====== Extracted material ======

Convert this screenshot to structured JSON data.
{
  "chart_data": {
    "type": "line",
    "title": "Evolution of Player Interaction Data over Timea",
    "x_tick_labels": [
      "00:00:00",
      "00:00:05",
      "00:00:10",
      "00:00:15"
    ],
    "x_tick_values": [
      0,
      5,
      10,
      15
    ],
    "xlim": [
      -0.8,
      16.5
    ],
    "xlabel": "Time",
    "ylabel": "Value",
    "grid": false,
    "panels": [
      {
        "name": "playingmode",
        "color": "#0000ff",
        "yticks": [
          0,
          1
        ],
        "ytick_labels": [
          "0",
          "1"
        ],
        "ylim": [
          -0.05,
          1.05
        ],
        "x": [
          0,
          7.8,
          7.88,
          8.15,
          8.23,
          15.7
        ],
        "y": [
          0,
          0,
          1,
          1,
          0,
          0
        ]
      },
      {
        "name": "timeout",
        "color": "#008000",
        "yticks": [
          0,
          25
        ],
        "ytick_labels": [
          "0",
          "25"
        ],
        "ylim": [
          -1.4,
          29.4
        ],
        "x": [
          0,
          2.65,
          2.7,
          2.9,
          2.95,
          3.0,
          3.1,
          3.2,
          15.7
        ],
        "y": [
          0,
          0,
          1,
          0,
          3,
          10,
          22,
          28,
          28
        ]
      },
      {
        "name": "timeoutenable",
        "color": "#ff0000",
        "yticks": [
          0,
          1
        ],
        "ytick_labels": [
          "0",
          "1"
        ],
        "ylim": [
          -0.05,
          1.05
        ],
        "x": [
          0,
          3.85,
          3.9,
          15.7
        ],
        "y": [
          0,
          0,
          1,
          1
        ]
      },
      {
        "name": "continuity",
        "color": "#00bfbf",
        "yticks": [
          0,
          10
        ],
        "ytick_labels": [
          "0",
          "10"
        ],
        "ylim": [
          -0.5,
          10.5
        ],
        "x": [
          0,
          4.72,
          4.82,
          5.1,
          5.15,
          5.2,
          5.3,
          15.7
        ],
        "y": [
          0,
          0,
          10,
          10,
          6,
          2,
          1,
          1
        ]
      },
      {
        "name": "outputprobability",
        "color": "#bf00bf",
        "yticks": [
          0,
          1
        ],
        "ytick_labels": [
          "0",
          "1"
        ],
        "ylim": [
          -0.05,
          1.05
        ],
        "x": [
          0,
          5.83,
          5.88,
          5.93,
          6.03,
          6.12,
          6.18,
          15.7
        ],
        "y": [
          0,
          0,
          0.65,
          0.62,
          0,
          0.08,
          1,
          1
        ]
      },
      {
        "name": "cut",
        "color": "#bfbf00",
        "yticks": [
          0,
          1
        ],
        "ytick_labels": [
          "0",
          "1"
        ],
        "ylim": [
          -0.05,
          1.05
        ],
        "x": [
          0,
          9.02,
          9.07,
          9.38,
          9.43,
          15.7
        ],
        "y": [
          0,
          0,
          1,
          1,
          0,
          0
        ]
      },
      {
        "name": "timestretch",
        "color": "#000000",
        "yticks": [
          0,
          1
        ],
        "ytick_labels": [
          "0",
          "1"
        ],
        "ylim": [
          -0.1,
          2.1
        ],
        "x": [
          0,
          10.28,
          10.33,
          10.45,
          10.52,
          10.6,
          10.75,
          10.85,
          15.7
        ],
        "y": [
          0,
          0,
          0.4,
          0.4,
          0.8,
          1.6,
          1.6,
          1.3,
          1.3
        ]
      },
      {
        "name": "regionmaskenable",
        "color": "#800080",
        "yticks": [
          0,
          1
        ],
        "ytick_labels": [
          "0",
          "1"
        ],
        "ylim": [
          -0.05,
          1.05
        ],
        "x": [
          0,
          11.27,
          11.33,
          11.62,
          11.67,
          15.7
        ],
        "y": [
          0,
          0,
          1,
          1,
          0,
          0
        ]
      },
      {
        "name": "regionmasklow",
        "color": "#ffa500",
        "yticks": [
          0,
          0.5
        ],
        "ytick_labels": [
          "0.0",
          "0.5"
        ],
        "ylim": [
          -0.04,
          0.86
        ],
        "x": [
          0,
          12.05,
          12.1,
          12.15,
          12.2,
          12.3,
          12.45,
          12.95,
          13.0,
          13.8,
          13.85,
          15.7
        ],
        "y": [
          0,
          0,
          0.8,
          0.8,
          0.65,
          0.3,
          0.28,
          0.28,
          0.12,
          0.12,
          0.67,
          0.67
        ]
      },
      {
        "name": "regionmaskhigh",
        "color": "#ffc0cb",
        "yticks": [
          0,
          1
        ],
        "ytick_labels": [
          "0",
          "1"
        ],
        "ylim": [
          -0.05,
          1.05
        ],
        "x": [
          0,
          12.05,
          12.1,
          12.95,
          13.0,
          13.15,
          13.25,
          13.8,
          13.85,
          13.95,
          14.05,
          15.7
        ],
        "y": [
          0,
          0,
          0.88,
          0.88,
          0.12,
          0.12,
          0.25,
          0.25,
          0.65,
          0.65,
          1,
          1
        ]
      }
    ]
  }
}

======

Exercise goal
Copy out every line that includes the word "name".

The solution
        "name": "playingmode",
        "name": "timeout",
        "name": "timeoutenable",
        "name": "continuity",
        "name": "outputprobability",
        "name": "cut",
        "name": "timestretch",
        "name": "regionmaskenable",
        "name": "regionmasklow",
        "name": "regionmaskhigh",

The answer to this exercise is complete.